━━━ RECORD EXTRACTS

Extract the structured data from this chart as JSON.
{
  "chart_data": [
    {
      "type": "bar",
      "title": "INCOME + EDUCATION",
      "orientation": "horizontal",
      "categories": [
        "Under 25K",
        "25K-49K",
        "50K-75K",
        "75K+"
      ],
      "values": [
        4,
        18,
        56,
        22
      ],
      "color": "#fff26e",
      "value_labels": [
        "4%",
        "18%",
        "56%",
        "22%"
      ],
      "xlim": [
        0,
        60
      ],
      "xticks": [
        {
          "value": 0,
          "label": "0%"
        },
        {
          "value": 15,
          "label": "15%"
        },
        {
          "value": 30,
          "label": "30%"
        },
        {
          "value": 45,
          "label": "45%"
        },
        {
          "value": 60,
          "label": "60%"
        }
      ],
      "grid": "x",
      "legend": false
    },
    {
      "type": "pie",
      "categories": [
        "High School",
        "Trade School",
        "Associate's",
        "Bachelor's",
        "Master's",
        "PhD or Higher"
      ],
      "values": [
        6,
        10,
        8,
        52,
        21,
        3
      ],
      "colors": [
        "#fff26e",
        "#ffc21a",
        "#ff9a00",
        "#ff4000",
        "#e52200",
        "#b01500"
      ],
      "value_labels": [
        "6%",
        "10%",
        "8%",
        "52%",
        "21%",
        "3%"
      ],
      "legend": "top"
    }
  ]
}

━━━━━━

• _DIRECTION_
All of the entries should be written out again exactly.

• _EXERCISE OUTPUT_
Extract the structured data from this chart as JSON.
{
  "chart_data": [
    {
      "type": "bar",
      "title": "INCOME + EDUCATION",
      "orientation": "horizontal",
      "categories": [
        "Under 25K",
        "25K-49K",
        "50K-75K",
        "75K+"
      ],
      "values": [
        4,
        18,
        56,
        22
      ],
      "color": "#fff26e",
      "value_labels": [
        "4%",
        "18%",
        "56%",
        "22%"
      ],
      "xlim": [
        0,
        60
      ],
      "xticks": [
        {
          "value": 0,
          "label": "0%"
        },
        {
          "value": 15,
          "label": "15%"
        },
        {
          "value": 30,
          "label": "30%"
        },
        {
          "value": 45,
          "label": "45%"
        },
        {
          "value": 60,
          "label": "60%"
        }
      ],
      "grid": "x",
      "legend": false
    },
    {
      "type": "pie",
      "categories": [
        "High School",
        "Trade School",
        "Associate's",
        "Bachelor's",
        "Master's",
        "PhD or Higher"
      ],
      "values": [
        6,
        10,
        8,
        52,
        21,
        3
      ],
      "colors": [
        "#fff26e",
        "#ffc21a",
        "#ff9a00",
        "#ff4000",
        "#e52200",
        "#b01500"
      ],
      "value_labels": [
        "6%",
        "10%",
        "8%",
        "52%",
        "21%",
        "3%"
      ],
      "legend": "top"
    }
  ]
}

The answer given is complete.